What is asked:
Output the material below unchanged, apart from leaving out the pictures.

(Entries taken from a collection)
+-------+

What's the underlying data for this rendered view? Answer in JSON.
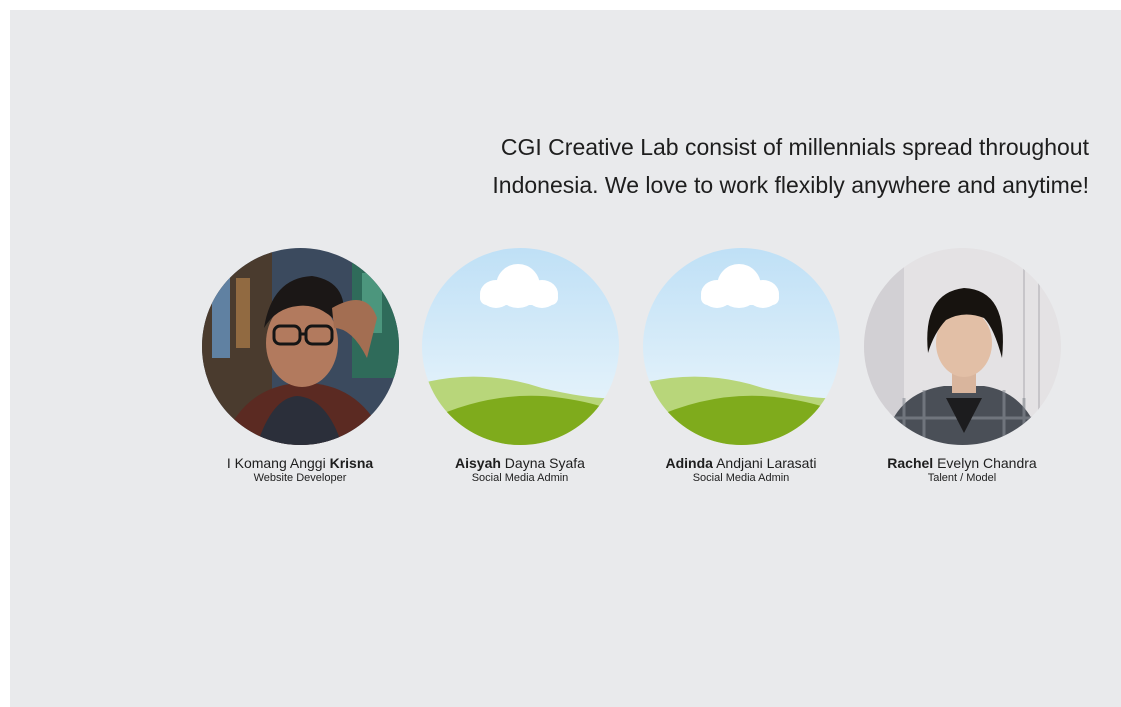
{
  "intro": {
    "line1": "CGI Creative Lab consist of millennials spread throughout",
    "line2": "Indonesia. We love to work flexibly anywhere and anytime!"
  },
  "members": [
    {
      "name_regular_1": "I Komang Anggi ",
      "name_bold": "Krisna",
      "name_regular_2": "",
      "role": "Website Developer",
      "avatar": "photo-man-glasses"
    },
    {
      "name_regular_1": "",
      "name_bold": "Aisyah",
      "name_regular_2": " Dayna Syafa",
      "role": "Social Media Admin",
      "avatar": "placeholder-landscape-icon"
    },
    {
      "name_regular_1": "",
      "name_bold": "Adinda",
      "name_regular_2": " Andjani Larasati",
      "role": "Social Media Admin",
      "avatar": "placeholder-landscape-icon"
    },
    {
      "name_regular_1": "",
      "name_bold": "Rachel",
      "name_regular_2": " Evelyn Chandra",
      "role": "Talent / Model",
      "avatar": "photo-woman-plaid"
    }
  ],
  "colors": {
    "background": "#e9eaec",
    "text": "#1e1e1e",
    "sky": "#cfe7f7",
    "hill_light": "#b8d67a",
    "hill_dark": "#7fab1c"
  }
}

+-------+

Solution below:
What's the underlying data for this rendered view? Answer in JSON.
{
  "intro": {
    "line1": "CGI Creative Lab consist of millennials spread throughout",
    "line2": "Indonesia. We love to work flexibly anywhere and anytime!"
  },
  "members": [
    {
      "name_regular_1": "I Komang Anggi ",
      "name_bold": "Krisna",
      "name_regular_2": "",
      "role": "Website Developer",
      "avatar": "photo-man-glasses"
    },
    {
      "name_regular_1": "",
      "name_bold": "Aisyah",
      "name_regular_2": " Dayna Syafa",
      "role": "Social Media Admin",
      "avatar": "placeholder-landscape-icon"
    },
    {
      "name_regular_1": "",
      "name_bold": "Adinda",
      "name_regular_2": " Andjani Larasati",
      "role": "Social Media Admin",
      "avatar": "placeholder-landscape-icon"
    },
    {
      "name_regular_1": "",
      "name_bold": "Rachel",
      "name_regular_2": " Evelyn Chandra",
      "role": "Talent / Model",
      "avatar": "photo-woman-plaid"
    }
  ],
  "colors": {
    "background": "#e9eaec",
    "text": "#1e1e1e",
    "sky": "#cfe7f7",
    "hill_light": "#b8d67a",
    "hill_dark": "#7fab1c"
  }
}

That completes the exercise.